→ Stored data entries
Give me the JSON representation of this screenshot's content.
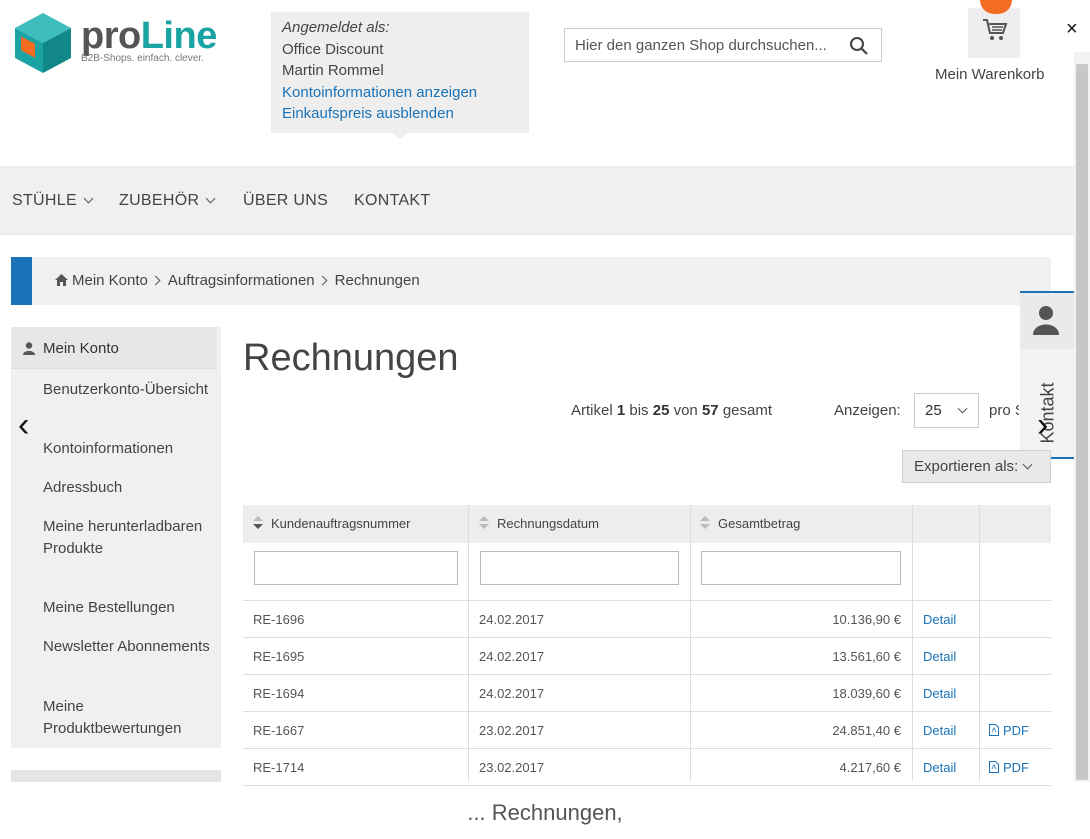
{
  "header": {
    "logo_text_main": "pro",
    "logo_text_accent": "Line",
    "logo_tagline": "B2B-Shops. einfach. clever.",
    "login": {
      "label": "Angemeldet als:",
      "company": "Office Discount",
      "user": "Martin Rommel",
      "link_account": "Kontoinformationen anzeigen",
      "link_price": "Einkaufspreis ausblenden"
    },
    "search_placeholder": "Hier den ganzen Shop durchsuchen...",
    "cart_label": "Mein Warenkorb",
    "close": "×"
  },
  "nav": {
    "items": [
      {
        "label": "STÜHLE",
        "dropdown": true
      },
      {
        "label": "ZUBEHÖR",
        "dropdown": true
      },
      {
        "label": "ÜBER UNS",
        "dropdown": false
      },
      {
        "label": "KONTAKT",
        "dropdown": false
      }
    ]
  },
  "breadcrumb": [
    "Mein Konto",
    "Auftragsinformationen",
    "Rechnungen"
  ],
  "sidebar": {
    "title": "Mein Konto",
    "items": [
      "Benutzerkonto-Übersicht",
      "Kontoinformationen",
      "Adressbuch",
      "Meine herunterladbaren Produkte",
      "Meine Bestellungen",
      "Newsletter Abonnements",
      "Meine Produktbewertungen"
    ]
  },
  "kontakt_widget": "Kontakt",
  "carousel": {
    "prev": "‹",
    "next": "›"
  },
  "main": {
    "title": "Rechnungen",
    "pager": {
      "prefix": "Artikel",
      "from": "1",
      "bis": "bis",
      "to": "25",
      "von": "von",
      "total": "57",
      "suffix": "gesamt"
    },
    "show_label": "Anzeigen:",
    "limit_value": "25",
    "per_label": "pro Seite",
    "export_label": "Exportieren als:",
    "table": {
      "columns": [
        "Kundenauftragsnummer",
        "Rechnungsdatum",
        "Gesamtbetrag",
        "",
        ""
      ],
      "rows": [
        {
          "number": "RE-1696",
          "date": "24.02.2017",
          "amount": "10.136,90 €",
          "detail": "Detail",
          "pdf": ""
        },
        {
          "number": "RE-1695",
          "date": "24.02.2017",
          "amount": "13.561,60 €",
          "detail": "Detail",
          "pdf": ""
        },
        {
          "number": "RE-1694",
          "date": "24.02.2017",
          "amount": "18.039,60 €",
          "detail": "Detail",
          "pdf": ""
        },
        {
          "number": "RE-1667",
          "date": "23.02.2017",
          "amount": "24.851,40 €",
          "detail": "Detail",
          "pdf": "PDF"
        },
        {
          "number": "RE-1714",
          "date": "23.02.2017",
          "amount": "4.217,60 €",
          "detail": "Detail",
          "pdf": "PDF"
        }
      ]
    }
  },
  "caption": "... Rechnungen,",
  "colors": {
    "accent": "#1a73b8",
    "brand_teal": "#1aa3a3",
    "badge": "#f26c21"
  },
  "icons": [
    "logo-cube-icon",
    "search-icon",
    "cart-icon",
    "close-icon",
    "home-icon",
    "user-icon",
    "chevron-down-icon",
    "chevron-right-icon",
    "sort-icon",
    "pdf-icon",
    "arrow-left-icon",
    "arrow-right-icon"
  ]
}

→ Work required
Copy each line that contains the word "Kontoinformationen".

→ Written solution
      "link_account": "Kontoinformationen anzeigen",
      "Kontoinformationen",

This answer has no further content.